- [TASK DESCRIPTION]
Write out all of the lines below, exactly and completely.
----- SUPPLIED INFORMATION
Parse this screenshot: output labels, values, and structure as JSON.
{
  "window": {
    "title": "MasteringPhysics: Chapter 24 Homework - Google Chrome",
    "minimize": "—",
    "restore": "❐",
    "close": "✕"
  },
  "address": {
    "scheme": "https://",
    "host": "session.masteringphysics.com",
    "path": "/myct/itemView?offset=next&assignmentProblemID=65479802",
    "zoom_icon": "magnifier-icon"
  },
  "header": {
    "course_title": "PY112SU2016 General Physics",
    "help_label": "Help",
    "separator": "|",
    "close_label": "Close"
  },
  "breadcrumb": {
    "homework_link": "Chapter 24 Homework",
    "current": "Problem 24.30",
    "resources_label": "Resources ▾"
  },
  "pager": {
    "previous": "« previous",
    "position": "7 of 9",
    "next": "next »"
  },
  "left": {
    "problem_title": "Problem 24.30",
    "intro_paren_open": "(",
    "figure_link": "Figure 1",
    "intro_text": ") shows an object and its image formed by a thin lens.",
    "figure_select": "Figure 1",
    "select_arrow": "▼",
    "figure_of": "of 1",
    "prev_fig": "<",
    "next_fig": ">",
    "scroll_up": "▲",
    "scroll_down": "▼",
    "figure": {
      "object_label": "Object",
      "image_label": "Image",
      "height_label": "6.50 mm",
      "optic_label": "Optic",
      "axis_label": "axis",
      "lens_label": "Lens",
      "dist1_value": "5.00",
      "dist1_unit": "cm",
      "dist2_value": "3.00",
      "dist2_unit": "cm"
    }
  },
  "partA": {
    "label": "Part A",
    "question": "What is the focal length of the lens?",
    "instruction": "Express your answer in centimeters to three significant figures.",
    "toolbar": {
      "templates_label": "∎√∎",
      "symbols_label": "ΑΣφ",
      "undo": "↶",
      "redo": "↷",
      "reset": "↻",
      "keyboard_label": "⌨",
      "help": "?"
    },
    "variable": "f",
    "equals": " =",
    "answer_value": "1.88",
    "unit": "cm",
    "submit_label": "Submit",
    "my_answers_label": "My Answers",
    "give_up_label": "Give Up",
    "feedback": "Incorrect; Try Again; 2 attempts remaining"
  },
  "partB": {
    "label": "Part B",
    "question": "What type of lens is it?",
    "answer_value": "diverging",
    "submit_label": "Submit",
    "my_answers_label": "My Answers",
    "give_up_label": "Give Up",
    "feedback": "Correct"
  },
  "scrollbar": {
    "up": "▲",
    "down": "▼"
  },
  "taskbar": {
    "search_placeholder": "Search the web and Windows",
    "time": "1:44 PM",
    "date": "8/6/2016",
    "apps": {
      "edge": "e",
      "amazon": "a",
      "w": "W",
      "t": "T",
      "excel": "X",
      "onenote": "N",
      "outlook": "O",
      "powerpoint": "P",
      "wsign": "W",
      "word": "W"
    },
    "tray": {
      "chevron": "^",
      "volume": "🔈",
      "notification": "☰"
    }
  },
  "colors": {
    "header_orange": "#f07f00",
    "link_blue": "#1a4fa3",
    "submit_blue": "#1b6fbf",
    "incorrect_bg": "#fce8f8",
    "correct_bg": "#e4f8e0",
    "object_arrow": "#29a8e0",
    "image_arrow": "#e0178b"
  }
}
----------
- [RESULT FOR THIS EXERCISE]
Parse this screenshot: output labels, values, and structure as JSON.
{
  "window": {
    "title": "MasteringPhysics: Chapter 24 Homework - Google Chrome",
    "minimize": "—",
    "restore": "❐",
    "close": "✕"
  },
  "address": {
    "scheme": "https://",
    "host": "session.masteringphysics.com",
    "path": "/myct/itemView?offset=next&assignmentProblemID=65479802",
    "zoom_icon": "magnifier-icon"
  },
  "header": {
    "course_title": "PY112SU2016 General Physics",
    "help_label": "Help",
    "separator": "|",
    "close_label": "Close"
  },
  "breadcrumb": {
    "homework_link": "Chapter 24 Homework",
    "current": "Problem 24.30",
    "resources_label": "Resources ▾"
  },
  "pager": {
    "previous": "« previous",
    "position": "7 of 9",
    "next": "next »"
  },
  "left": {
    "problem_title": "Problem 24.30",
    "intro_paren_open": "(",
    "figure_link": "Figure 1",
    "intro_text": ") shows an object and its image formed by a thin lens.",
    "figure_select": "Figure 1",
    "select_arrow": "▼",
    "figure_of": "of 1",
    "prev_fig": "<",
    "next_fig": ">",
    "scroll_up": "▲",
    "scroll_down": "▼",
    "figure": {
      "object_label": "Object",
      "image_label": "Image",
      "height_label": "6.50 mm",
      "optic_label": "Optic",
      "axis_label": "axis",
      "lens_label": "Lens",
      "dist1_value": "5.00",
      "dist1_unit": "cm",
      "dist2_value": "3.00",
      "dist2_unit": "cm"
    }
  },
  "partA": {
    "label": "Part A",
    "question": "What is the focal length of the lens?",
    "instruction": "Express your answer in centimeters to three significant figures.",
    "toolbar": {
      "templates_label": "∎√∎",
      "symbols_label": "ΑΣφ",
      "undo": "↶",
      "redo": "↷",
      "reset": "↻",
      "keyboard_label": "⌨",
      "help": "?"
    },
    "variable": "f",
    "equals": " =",
    "answer_value": "1.88",
    "unit": "cm",
    "submit_label": "Submit",
    "my_answers_label": "My Answers",
    "give_up_label": "Give Up",
    "feedback": "Incorrect; Try Again; 2 attempts remaining"
  },
  "partB": {
    "label": "Part B",
    "question": "What type of lens is it?",
    "answer_value": "diverging",
    "submit_label": "Submit",
    "my_answers_label": "My Answers",
    "give_up_label": "Give Up",
    "feedback": "Correct"
  },
  "scrollbar": {
    "up": "▲",
    "down": "▼"
  },
  "taskbar": {
    "search_placeholder": "Search the web and Windows",
    "time": "1:44 PM",
    "date": "8/6/2016",
    "apps": {
      "edge": "e",
      "amazon": "a",
      "w": "W",
      "t": "T",
      "excel": "X",
      "onenote": "N",
      "outlook": "O",
      "powerpoint": "P",
      "wsign": "W",
      "word": "W"
    },
    "tray": {
      "chevron": "^",
      "volume": "🔈",
      "notification": "☰"
    }
  },
  "colors": {
    "header_orange": "#f07f00",
    "link_blue": "#1a4fa3",
    "submit_blue": "#1b6fbf",
    "incorrect_bg": "#fce8f8",
    "correct_bg": "#e4f8e0",
    "object_arrow": "#29a8e0",
    "image_arrow": "#e0178b"
  }
}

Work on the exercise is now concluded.